*What to do*.
**A.** Answer these from the passage on the Newgrange pit circle below:
(i) What is the diameter of the pit circle?
(ii) Which animal accounts for most of the charred bones found in the holes?
(iii) How far from Dowth is Site Q, and in which direction?
**B.** Please copy out word for word the part of the passage on the Newgrange pit circle below, starting at "Plan of the" and ending at "G in particular.".

The Newgrange pit circle

There are many other monuments on the ridge of Newgrange besides the great mound itself. Right beside Newgrange is a large circular feature known as the pit circle, discovered during the early stages of the exacvation of the great mound. The pit circle is 100 meters in diameter, about the same as the circle of standing stones around Newgrange. Five rows of post holes held timber uprights, which may have been lintelled like the famous Stonehenge. The henge is dated to the transition period between the neolithic and the Bronze age. Charred bones of many animals but largely pig were found in many of the holes. The neolithic monument Site Z is within the circle, and possibly another site, Z1. About 100 meters to the east is a cursus, a ceremonial causeway or walkway that probably dates to the same time as the pit circle.

Plan of the excavation from the book Newgrange by Michael O'Kelly. The pit circle and Site Z are to the right.

There are four henges in the Boyne Valley dating to the late neolithic. One of the largest henges in the country, Site Q, is 1 km east of Dowth. They are thought to belong to a time when many people were coming to visit the Boyne Valley: possibly neolithic pilgrims visiting in much the same way as happens at holy sites and shrines today. The timber henge may have an astronomical purpose. A viewer standing on Site B on the flood plain below could watch midsummer sunsets and midwinter moonsets dropping between Sites K and L, Newgrange, and extreme moonsets through the timbers of the henge. A concern for studying the movements of the heavenly bodies in this region of the sky is found at Carrowkeel in County Sligo, in the chamber of Cairn G in particular.

Each of the concrete pillars marks the site of a wooden pillar from the massive neolithic timber henge.

*Recorded information*.

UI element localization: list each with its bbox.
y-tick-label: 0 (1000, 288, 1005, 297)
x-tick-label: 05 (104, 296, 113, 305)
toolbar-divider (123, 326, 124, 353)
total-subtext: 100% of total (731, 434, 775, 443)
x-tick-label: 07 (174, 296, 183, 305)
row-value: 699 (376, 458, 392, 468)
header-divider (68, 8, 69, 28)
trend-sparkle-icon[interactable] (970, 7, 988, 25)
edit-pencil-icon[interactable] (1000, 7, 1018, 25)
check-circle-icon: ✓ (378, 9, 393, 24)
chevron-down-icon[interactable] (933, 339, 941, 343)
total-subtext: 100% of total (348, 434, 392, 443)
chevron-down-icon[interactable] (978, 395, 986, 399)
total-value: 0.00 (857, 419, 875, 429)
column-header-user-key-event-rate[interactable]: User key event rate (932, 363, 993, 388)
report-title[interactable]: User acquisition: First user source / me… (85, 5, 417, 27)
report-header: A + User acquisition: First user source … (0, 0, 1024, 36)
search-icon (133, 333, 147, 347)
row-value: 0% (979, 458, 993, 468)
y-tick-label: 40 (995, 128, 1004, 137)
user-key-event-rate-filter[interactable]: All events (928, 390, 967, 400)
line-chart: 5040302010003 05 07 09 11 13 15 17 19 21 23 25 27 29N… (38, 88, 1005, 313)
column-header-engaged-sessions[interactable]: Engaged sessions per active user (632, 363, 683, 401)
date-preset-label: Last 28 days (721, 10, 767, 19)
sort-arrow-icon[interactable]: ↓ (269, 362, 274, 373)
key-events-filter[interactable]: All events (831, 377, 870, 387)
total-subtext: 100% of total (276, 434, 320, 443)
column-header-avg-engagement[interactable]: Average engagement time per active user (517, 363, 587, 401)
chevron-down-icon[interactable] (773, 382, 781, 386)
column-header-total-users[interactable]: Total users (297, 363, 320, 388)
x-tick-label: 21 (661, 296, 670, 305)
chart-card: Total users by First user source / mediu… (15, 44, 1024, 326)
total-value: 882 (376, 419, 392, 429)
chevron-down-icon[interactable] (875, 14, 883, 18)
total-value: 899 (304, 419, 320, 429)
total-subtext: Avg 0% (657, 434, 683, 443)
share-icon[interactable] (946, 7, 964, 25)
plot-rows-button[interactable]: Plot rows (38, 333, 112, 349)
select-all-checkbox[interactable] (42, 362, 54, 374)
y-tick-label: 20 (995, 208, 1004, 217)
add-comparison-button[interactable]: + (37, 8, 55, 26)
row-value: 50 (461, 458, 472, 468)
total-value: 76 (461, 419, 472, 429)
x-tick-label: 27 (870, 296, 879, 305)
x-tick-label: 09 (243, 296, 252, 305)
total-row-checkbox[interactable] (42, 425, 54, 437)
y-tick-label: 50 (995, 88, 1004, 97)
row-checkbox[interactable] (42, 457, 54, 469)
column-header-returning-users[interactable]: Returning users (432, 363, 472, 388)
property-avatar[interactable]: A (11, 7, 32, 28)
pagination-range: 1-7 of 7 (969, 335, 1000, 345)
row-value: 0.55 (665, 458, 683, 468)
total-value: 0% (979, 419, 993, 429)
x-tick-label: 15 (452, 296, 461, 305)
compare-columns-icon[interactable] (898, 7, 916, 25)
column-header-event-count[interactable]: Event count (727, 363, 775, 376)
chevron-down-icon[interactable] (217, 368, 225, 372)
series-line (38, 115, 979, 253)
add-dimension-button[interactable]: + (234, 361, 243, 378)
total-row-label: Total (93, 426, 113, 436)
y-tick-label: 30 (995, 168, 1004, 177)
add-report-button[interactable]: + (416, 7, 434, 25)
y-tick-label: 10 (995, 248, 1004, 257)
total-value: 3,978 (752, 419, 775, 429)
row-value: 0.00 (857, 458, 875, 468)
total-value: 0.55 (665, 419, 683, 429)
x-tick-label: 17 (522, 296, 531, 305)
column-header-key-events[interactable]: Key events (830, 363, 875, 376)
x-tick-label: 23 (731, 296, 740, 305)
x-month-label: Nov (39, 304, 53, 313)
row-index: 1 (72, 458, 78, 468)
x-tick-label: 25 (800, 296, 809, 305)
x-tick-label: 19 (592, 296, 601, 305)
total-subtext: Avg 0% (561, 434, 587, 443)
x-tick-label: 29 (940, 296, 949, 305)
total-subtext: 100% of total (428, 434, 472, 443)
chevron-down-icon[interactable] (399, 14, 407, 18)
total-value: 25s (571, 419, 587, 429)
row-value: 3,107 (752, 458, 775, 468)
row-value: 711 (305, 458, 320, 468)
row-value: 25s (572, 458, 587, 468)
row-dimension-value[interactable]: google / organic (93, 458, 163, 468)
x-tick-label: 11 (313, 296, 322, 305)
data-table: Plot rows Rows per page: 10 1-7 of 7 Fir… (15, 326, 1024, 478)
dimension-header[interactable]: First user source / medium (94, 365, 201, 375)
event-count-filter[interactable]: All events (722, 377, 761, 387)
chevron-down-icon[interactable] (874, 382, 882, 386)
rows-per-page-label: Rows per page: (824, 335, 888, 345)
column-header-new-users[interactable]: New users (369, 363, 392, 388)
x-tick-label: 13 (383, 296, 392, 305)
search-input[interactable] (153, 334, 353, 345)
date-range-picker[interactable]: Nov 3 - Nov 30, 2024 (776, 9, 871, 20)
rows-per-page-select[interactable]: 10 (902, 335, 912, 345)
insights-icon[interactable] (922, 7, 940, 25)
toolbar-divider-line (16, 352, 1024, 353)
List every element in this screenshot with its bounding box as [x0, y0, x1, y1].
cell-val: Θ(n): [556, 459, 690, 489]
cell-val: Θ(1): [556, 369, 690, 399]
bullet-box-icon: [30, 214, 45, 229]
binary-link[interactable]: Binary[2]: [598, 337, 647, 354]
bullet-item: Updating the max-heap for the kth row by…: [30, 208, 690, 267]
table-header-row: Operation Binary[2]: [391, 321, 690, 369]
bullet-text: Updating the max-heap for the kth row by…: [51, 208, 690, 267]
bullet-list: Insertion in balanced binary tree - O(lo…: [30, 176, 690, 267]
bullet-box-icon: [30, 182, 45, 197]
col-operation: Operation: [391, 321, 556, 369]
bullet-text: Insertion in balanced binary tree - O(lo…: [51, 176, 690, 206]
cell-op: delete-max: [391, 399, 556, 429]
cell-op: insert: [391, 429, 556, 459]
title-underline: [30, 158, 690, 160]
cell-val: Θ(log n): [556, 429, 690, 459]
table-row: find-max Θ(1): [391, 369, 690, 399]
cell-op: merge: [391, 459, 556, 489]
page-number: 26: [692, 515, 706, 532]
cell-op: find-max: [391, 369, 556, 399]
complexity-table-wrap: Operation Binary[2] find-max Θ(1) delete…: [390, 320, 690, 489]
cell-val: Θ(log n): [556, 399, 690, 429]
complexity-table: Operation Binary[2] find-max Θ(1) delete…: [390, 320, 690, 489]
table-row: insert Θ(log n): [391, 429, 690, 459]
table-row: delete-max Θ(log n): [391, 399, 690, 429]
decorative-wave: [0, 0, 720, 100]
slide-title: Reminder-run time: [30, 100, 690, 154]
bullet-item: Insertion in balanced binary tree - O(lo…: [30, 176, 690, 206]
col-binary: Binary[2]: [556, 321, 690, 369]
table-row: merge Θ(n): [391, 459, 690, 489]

*Response list*.
**A.**
(i) 100 meters
(ii) Pig
(iii) 1 km east of Dowth

**B.**
Plan of the excavation from the book Newgrange by Michael O'Kelly. The pit circle and Site Z are to the right.

There are four henges in the Boyne Valley dating to the late neolithic. One of the largest henges in the country, Site Q, is 1 km east of Dowth. They are thought to belong to a time when many people were coming to visit the Boyne Valley: possibly neolithic pilgrims visiting in much the same way as happens at holy sites and shrines today. The timber henge may have an astronomical purpose. A viewer standing on Site B on the flood plain below could watch midsummer sunsets and midwinter moonsets dropping between Sites K and L, Newgrange, and extreme moonsets through the timbers of the henge. A concern for studying the movements of the heavenly bodies in this region of the sky is found at Carrowkeel in County Sligo, in the chamber of Cairn G in particular.